Tempat berbagi
informasi, pemikiran,
kisah, artikel, tips, pengalaman, dan ilmu
berkaitan dengan
dunia medis, intelektual, dakwah, perempuan,

pendidikan anak,
remaja, keluarga dan generasi, juga sesekali barang jualan.....

Selamat Berlayar..........

Selasa, 25 Agustus 2009

HAKIKAT TAQARRUB ILALLAlAAH

Tak sedikit yang salah paham tentang pengertian taqarrub ilallah (mendekatkan diri kepada Allah). Taqarrub ilallah hanya dianggap sebatas ibadah ritual, seperti shalat, puasa, haji, dzikir, dan sebagainya. Sedang pelaksanaan ajaran Islam dalam interaksi antar manusia seperti perjuangan menegakkan syariah dan menjalankan roda pemerintahan Islam, dianggap bukan taqarrub ilallah. Padahal sebenarnya tidak demikian.

· · ·

** TINDAKAN YANG DIPERLUKAN **
**A)** Apa arti taqarrub ilallah menurut tulisan tentang taqarrub ilallah?
**B)** Salin tanpa perubahan semua bagian tulisan tentang taqarrub ilallah, mulai dari "Tempat berbagi" hingga "sesekali barang jualan.....".
**C)** Lanjutkan tulisan tentang taqarrub ilallah dari kalimat terakhirnya.

Butir yang tercantum dalam dataset:
· · ·

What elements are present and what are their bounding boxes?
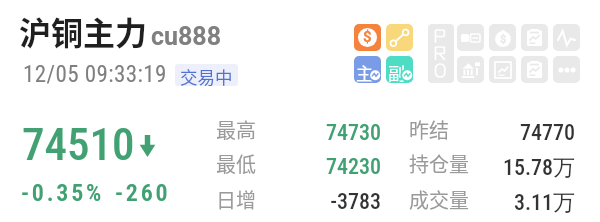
staticText: -3783 bbox=[281, 189, 381, 215]
staticText: 最低 bbox=[216, 149, 256, 178]
staticText: 成交量 bbox=[409, 185, 469, 214]
staticText: 昨结 bbox=[409, 115, 449, 144]
button[interactable]: Ranking bbox=[457, 24, 484, 51]
button[interactable]: Price bbox=[354, 24, 381, 51]
staticText: 74770 bbox=[475, 120, 575, 146]
staticText: -260 bbox=[115, 179, 171, 207]
button[interactable]: More bbox=[553, 56, 580, 83]
staticText: 15.78万 bbox=[475, 154, 575, 182]
staticText: $ bbox=[363, 28, 372, 46]
staticText: 12/05 09:33:19 bbox=[23, 61, 167, 88]
staticText: $ bbox=[500, 33, 507, 46]
button[interactable]: 交易中 bbox=[175, 64, 238, 86]
staticText: 交易中 bbox=[180, 64, 233, 86]
staticText: 日增 bbox=[216, 185, 256, 214]
staticText: cu888 bbox=[151, 22, 222, 51]
staticText: 最高 bbox=[216, 115, 256, 144]
button[interactable]: Analysis bbox=[521, 56, 548, 83]
staticText: 主 bbox=[356, 60, 373, 83]
button[interactable]: Report bbox=[521, 24, 548, 51]
staticText: 沪铜主力 bbox=[19, 8, 148, 54]
button[interactable]: Statistics bbox=[457, 56, 484, 83]
button[interactable]: Pulse bbox=[553, 24, 580, 51]
button[interactable]: Sub indicator bbox=[386, 56, 413, 83]
staticText: 74230 bbox=[281, 154, 381, 180]
button[interactable]: PRO bbox=[428, 24, 454, 83]
button[interactable]: Trendline bbox=[386, 24, 413, 51]
staticText: -0.35% bbox=[21, 179, 105, 207]
button[interactable]: Trend bbox=[489, 56, 516, 83]
staticText: 持仓量 bbox=[409, 149, 469, 178]
staticText: 74730 bbox=[281, 120, 381, 146]
staticText: 3.11万 bbox=[475, 189, 575, 217]
staticText: 副 bbox=[388, 60, 405, 83]
staticText: 74510 bbox=[22, 118, 135, 171]
button[interactable]: Capital bbox=[489, 24, 516, 51]
button[interactable]: Main indicator bbox=[354, 56, 381, 83]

· · ·

** JAWABAN TUGAS **
**A)** Mendekatkan diri kepada Allah.

**B)**
Tempat berbagi
informasi, pemikiran,
kisah, artikel, tips, pengalaman, dan ilmu
berkaitan dengan
dunia medis, intelektual, dakwah, perempuan,

pendidikan anak,
remaja, keluarga dan generasi, juga sesekali barang jualan.....

**C)**
Reduksi pengertian taqarrub ilallah ini dapat terjadi setidaknya karena dua faktor. Pertama, dominasi paham sekularisme yang membatasi otoritas agama hanya pada hubungan privat antara manusia dan Tuhan. Kedua, adanya kesalahpahaman mengenai konsep taqarrub ilallah itu sendiri.

Pengertian dan Ruang Lingkup Taqarrub Ilallah

Istilah taqarrub ilallah berasal dari nash-nash syara' yang membicarakan upaya pendekatan diri kepada Allah SWT. Antara lain hadis qudsi dari Nabi SAW bahwa Allah berfirman,"Tidaklah hamba-Ku mendekatkan diri kepada-Ku dengan sesuatu yang lebih aku cintai daripada melaksanakan apa yang Aku wajibkan kepadanya, dan tidaklah hamba-Ku terus mendekatkan diri kepada-Ku dengan nafilah-nafilah (nawafil) hingga aku mencintainya." (HR Bukhari & Muslim, Fathul Bari, 18/342; Syarah Muslim, 9/35).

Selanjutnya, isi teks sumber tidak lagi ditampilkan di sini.